Reproduce the records below exactly, leaving out any pictures.

Items from a data source:

┌────────

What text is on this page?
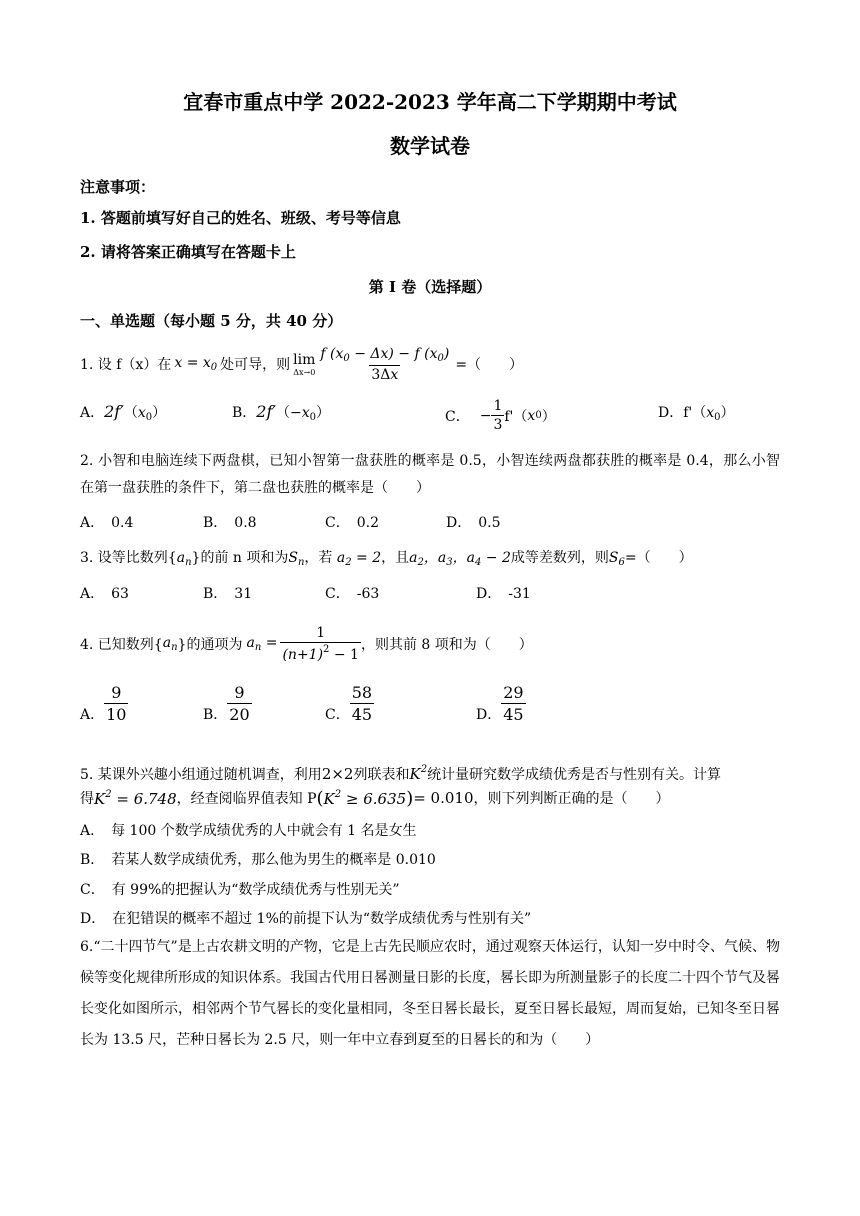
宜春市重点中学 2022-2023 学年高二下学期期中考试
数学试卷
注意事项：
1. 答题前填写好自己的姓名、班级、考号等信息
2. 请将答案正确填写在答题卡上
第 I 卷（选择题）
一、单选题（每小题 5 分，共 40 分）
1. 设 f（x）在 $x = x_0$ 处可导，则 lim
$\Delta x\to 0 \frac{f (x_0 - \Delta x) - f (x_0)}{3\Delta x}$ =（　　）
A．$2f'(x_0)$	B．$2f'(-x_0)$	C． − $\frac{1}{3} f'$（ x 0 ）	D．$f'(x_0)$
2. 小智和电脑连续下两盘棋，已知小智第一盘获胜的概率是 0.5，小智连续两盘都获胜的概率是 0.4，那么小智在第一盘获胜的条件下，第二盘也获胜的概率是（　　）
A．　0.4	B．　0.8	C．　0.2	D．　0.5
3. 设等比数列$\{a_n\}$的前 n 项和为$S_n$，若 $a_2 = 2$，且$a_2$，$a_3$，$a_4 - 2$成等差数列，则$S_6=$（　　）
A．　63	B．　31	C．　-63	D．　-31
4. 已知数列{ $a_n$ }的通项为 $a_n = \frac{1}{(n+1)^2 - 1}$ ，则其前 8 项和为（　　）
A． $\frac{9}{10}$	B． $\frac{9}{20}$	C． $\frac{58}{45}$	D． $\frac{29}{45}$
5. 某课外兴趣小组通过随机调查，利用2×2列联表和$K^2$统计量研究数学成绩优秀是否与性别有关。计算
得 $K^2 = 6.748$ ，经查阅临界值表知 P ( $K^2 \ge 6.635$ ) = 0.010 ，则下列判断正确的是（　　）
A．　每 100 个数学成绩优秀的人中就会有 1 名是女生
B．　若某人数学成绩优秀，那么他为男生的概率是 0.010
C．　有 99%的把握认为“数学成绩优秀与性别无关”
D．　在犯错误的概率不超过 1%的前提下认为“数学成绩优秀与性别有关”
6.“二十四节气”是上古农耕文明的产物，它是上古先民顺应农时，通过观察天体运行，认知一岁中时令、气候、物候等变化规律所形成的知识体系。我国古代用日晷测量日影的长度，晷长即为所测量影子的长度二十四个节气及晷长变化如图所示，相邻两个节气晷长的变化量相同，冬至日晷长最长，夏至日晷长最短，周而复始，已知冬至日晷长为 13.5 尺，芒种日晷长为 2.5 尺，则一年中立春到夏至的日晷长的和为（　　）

└────────

- RESPONSE -
What text is on this page?
宜春市重点中学 2022-2023 学年高二下学期期中考试
数学试卷
注意事项：
1. 答题前填写好自己的姓名、班级、考号等信息
2. 请将答案正确填写在答题卡上
第 I 卷（选择题）
一、单选题（每小题 5 分，共 40 分）
1. 设 f（x）在 $x = x_0$ 处可导，则 lim
$\Delta x\to 0 \frac{f (x_0 - \Delta x) - f (x_0)}{3\Delta x}$ =（　　）
A．$2f'(x_0)$	B．$2f'(-x_0)$	C． − $\frac{1}{3} f'$（ x 0 ）	D．$f'(x_0)$
2. 小智和电脑连续下两盘棋，已知小智第一盘获胜的概率是 0.5，小智连续两盘都获胜的概率是 0.4，那么小智在第一盘获胜的条件下，第二盘也获胜的概率是（　　）
A．　0.4	B．　0.8	C．　0.2	D．　0.5
3. 设等比数列$\{a_n\}$的前 n 项和为$S_n$，若 $a_2 = 2$，且$a_2$，$a_3$，$a_4 - 2$成等差数列，则$S_6=$（　　）
A．　63	B．　31	C．　-63	D．　-31
4. 已知数列{ $a_n$ }的通项为 $a_n = \frac{1}{(n+1)^2 - 1}$ ，则其前 8 项和为（　　）
A． $\frac{9}{10}$	B． $\frac{9}{20}$	C． $\frac{58}{45}$	D． $\frac{29}{45}$
5. 某课外兴趣小组通过随机调查，利用2×2列联表和$K^2$统计量研究数学成绩优秀是否与性别有关。计算
得 $K^2 = 6.748$ ，经查阅临界值表知 P ( $K^2 \ge 6.635$ ) = 0.010 ，则下列判断正确的是（　　）
A．　每 100 个数学成绩优秀的人中就会有 1 名是女生
B．　若某人数学成绩优秀，那么他为男生的概率是 0.010
C．　有 99%的把握认为“数学成绩优秀与性别无关”
D．　在犯错误的概率不超过 1%的前提下认为“数学成绩优秀与性别有关”
6.“二十四节气”是上古农耕文明的产物，它是上古先民顺应农时，通过观察天体运行，认知一岁中时令、气候、物候等变化规律所形成的知识体系。我国古代用日晷测量日影的长度，晷长即为所测量影子的长度二十四个节气及晷长变化如图所示，相邻两个节气晷长的变化量相同，冬至日晷长最长，夏至日晷长最短，周而复始，已知冬至日晷长为 13.5 尺，芒种日晷长为 2.5 尺，则一年中立春到夏至的日晷长的和为（　　）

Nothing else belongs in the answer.